**Problem statement**
Copy out every record below, word for word.

Records from a dataset
** start **

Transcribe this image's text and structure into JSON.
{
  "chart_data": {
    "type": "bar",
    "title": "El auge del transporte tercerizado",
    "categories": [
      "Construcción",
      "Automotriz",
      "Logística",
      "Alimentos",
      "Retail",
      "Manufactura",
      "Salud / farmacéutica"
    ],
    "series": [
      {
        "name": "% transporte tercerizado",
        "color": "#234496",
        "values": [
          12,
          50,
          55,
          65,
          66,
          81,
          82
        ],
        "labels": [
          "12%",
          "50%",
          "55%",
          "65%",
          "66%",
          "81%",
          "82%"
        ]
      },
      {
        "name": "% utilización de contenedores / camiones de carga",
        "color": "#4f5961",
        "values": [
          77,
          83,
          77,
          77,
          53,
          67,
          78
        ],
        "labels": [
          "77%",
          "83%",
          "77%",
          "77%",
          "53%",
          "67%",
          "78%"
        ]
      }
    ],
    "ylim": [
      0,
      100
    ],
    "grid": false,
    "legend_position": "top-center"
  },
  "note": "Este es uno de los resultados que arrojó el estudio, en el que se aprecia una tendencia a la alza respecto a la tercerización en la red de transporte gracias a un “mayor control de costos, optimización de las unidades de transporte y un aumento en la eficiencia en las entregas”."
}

** end **

**Right answer**
Transcribe this image's text and structure into JSON.
{
  "chart_data": {
    "type": "bar",
    "title": "El auge del transporte tercerizado",
    "categories": [
      "Construcción",
      "Automotriz",
      "Logística",
      "Alimentos",
      "Retail",
      "Manufactura",
      "Salud / farmacéutica"
    ],
    "series": [
      {
        "name": "% transporte tercerizado",
        "color": "#234496",
        "values": [
          12,
          50,
          55,
          65,
          66,
          81,
          82
        ],
        "labels": [
          "12%",
          "50%",
          "55%",
          "65%",
          "66%",
          "81%",
          "82%"
        ]
      },
      {
        "name": "% utilización de contenedores / camiones de carga",
        "color": "#4f5961",
        "values": [
          77,
          83,
          77,
          77,
          53,
          67,
          78
        ],
        "labels": [
          "77%",
          "83%",
          "77%",
          "77%",
          "53%",
          "67%",
          "78%"
        ]
      }
    ],
    "ylim": [
      0,
      100
    ],
    "grid": false,
    "legend_position": "top-center"
  },
  "note": "Este es uno de los resultados que arrojó el estudio, en el que se aprecia una tendencia a la alza respecto a la tercerización en la red de transporte gracias a un “mayor control de costos, optimización de las unidades de transporte y un aumento en la eficiencia en las entregas”."
}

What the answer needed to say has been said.